Written request: How many lines hold the string "abuse"? Reply with the number alone.

■ ■ ■ ■

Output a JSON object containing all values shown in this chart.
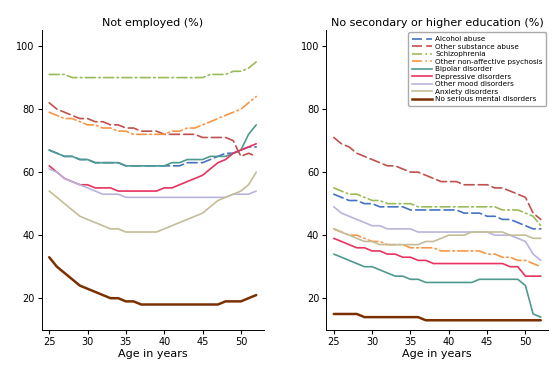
{
  "ages": [
    25,
    26,
    27,
    28,
    29,
    30,
    31,
    32,
    33,
    34,
    35,
    36,
    37,
    38,
    39,
    40,
    41,
    42,
    43,
    44,
    45,
    46,
    47,
    48,
    49,
    50,
    51,
    52
  ],
  "left_title": "Not employed (%)",
  "right_title": "No secondary or higher education (%)",
  "xlabel": "Age in years",
  "ylim": [
    10,
    105
  ],
  "yticks": [
    20,
    40,
    60,
    80,
    100
  ],
  "xticks": [
    25,
    30,
    35,
    40,
    45,
    50
  ],
  "series": [
    {
      "name": "Alcohol abuse",
      "color": "#4472c4",
      "linestyle": "dashed",
      "linewidth": 1.2,
      "left_y": [
        67,
        66,
        65,
        65,
        64,
        64,
        63,
        63,
        63,
        63,
        62,
        62,
        62,
        62,
        62,
        62,
        62,
        62,
        63,
        63,
        63,
        64,
        65,
        66,
        66,
        67,
        68,
        68
      ],
      "right_y": [
        53,
        52,
        51,
        51,
        50,
        50,
        49,
        49,
        49,
        49,
        48,
        48,
        48,
        48,
        48,
        48,
        48,
        47,
        47,
        47,
        46,
        46,
        45,
        45,
        44,
        43,
        42,
        42
      ]
    },
    {
      "name": "Other substance abuse",
      "color": "#c0504d",
      "linestyle": "dashed",
      "linewidth": 1.2,
      "left_y": [
        82,
        80,
        79,
        78,
        77,
        77,
        76,
        76,
        75,
        75,
        74,
        74,
        73,
        73,
        73,
        72,
        72,
        72,
        72,
        72,
        71,
        71,
        71,
        71,
        70,
        65,
        66,
        65
      ],
      "right_y": [
        71,
        69,
        68,
        66,
        65,
        64,
        63,
        62,
        62,
        61,
        60,
        60,
        59,
        58,
        57,
        57,
        57,
        56,
        56,
        56,
        56,
        55,
        55,
        54,
        53,
        52,
        47,
        45
      ]
    },
    {
      "name": "Schizophrenia",
      "color": "#9bbb59",
      "linestyle": "dashdot",
      "linewidth": 1.2,
      "left_y": [
        91,
        91,
        91,
        90,
        90,
        90,
        90,
        90,
        90,
        90,
        90,
        90,
        90,
        90,
        90,
        90,
        90,
        90,
        90,
        90,
        90,
        91,
        91,
        91,
        92,
        92,
        93,
        95
      ],
      "right_y": [
        55,
        54,
        53,
        53,
        52,
        51,
        51,
        50,
        50,
        50,
        50,
        49,
        49,
        49,
        49,
        49,
        49,
        49,
        49,
        49,
        49,
        49,
        48,
        48,
        48,
        47,
        46,
        43
      ]
    },
    {
      "name": "Other non-affective psychosis",
      "color": "#f79646",
      "linestyle": "dashdot",
      "linewidth": 1.2,
      "left_y": [
        79,
        78,
        77,
        77,
        76,
        75,
        75,
        74,
        74,
        73,
        73,
        72,
        72,
        72,
        72,
        72,
        73,
        73,
        74,
        74,
        75,
        76,
        77,
        78,
        79,
        80,
        82,
        84
      ],
      "right_y": [
        42,
        41,
        40,
        40,
        39,
        38,
        38,
        37,
        37,
        37,
        36,
        36,
        36,
        36,
        35,
        35,
        35,
        35,
        35,
        35,
        34,
        34,
        33,
        33,
        32,
        32,
        31,
        30
      ]
    },
    {
      "name": "Bipolar disorder",
      "color": "#4e9a8f",
      "linestyle": "solid",
      "linewidth": 1.2,
      "left_y": [
        67,
        66,
        65,
        65,
        64,
        64,
        63,
        63,
        63,
        63,
        62,
        62,
        62,
        62,
        62,
        62,
        63,
        63,
        64,
        64,
        64,
        65,
        65,
        65,
        66,
        67,
        72,
        75
      ],
      "right_y": [
        34,
        33,
        32,
        31,
        30,
        30,
        29,
        28,
        27,
        27,
        26,
        26,
        25,
        25,
        25,
        25,
        25,
        25,
        25,
        26,
        26,
        26,
        26,
        26,
        26,
        24,
        15,
        14
      ]
    },
    {
      "name": "Depressive disorders",
      "color": "#e6335f",
      "linestyle": "solid",
      "linewidth": 1.2,
      "left_y": [
        62,
        60,
        58,
        57,
        56,
        56,
        55,
        55,
        55,
        54,
        54,
        54,
        54,
        54,
        54,
        55,
        55,
        56,
        57,
        58,
        59,
        61,
        63,
        64,
        66,
        67,
        68,
        69
      ],
      "right_y": [
        39,
        38,
        37,
        36,
        36,
        35,
        35,
        34,
        34,
        33,
        33,
        32,
        32,
        31,
        31,
        31,
        31,
        31,
        31,
        31,
        31,
        31,
        31,
        30,
        30,
        27,
        27,
        27
      ]
    },
    {
      "name": "Other mood disorders",
      "color": "#b8b4dc",
      "linestyle": "solid",
      "linewidth": 1.2,
      "left_y": [
        61,
        60,
        58,
        57,
        56,
        55,
        54,
        53,
        53,
        53,
        52,
        52,
        52,
        52,
        52,
        52,
        52,
        52,
        52,
        52,
        52,
        52,
        52,
        52,
        53,
        53,
        53,
        54
      ],
      "right_y": [
        49,
        47,
        46,
        45,
        44,
        43,
        43,
        42,
        42,
        42,
        42,
        41,
        41,
        41,
        41,
        41,
        41,
        41,
        41,
        41,
        41,
        40,
        40,
        40,
        39,
        38,
        34,
        32
      ]
    },
    {
      "name": "Anxiety disorders",
      "color": "#c4bd97",
      "linestyle": "solid",
      "linewidth": 1.2,
      "left_y": [
        54,
        52,
        50,
        48,
        46,
        45,
        44,
        43,
        42,
        42,
        41,
        41,
        41,
        41,
        41,
        42,
        43,
        44,
        45,
        46,
        47,
        49,
        51,
        52,
        53,
        54,
        56,
        60
      ],
      "right_y": [
        42,
        41,
        40,
        39,
        38,
        38,
        37,
        37,
        37,
        37,
        37,
        37,
        38,
        38,
        39,
        40,
        40,
        40,
        41,
        41,
        41,
        41,
        41,
        40,
        40,
        40,
        39,
        39
      ]
    },
    {
      "name": "No serious mental disorders",
      "color": "#7b3000",
      "linestyle": "solid",
      "linewidth": 1.8,
      "left_y": [
        33,
        30,
        28,
        26,
        24,
        23,
        22,
        21,
        20,
        20,
        19,
        19,
        18,
        18,
        18,
        18,
        18,
        18,
        18,
        18,
        18,
        18,
        18,
        19,
        19,
        19,
        20,
        21
      ],
      "right_y": [
        15,
        15,
        15,
        15,
        14,
        14,
        14,
        14,
        14,
        14,
        14,
        14,
        13,
        13,
        13,
        13,
        13,
        13,
        13,
        13,
        13,
        13,
        13,
        13,
        13,
        13,
        13,
        13
      ]
    }
  ]
}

■ ■ ■ ■

Output below: 2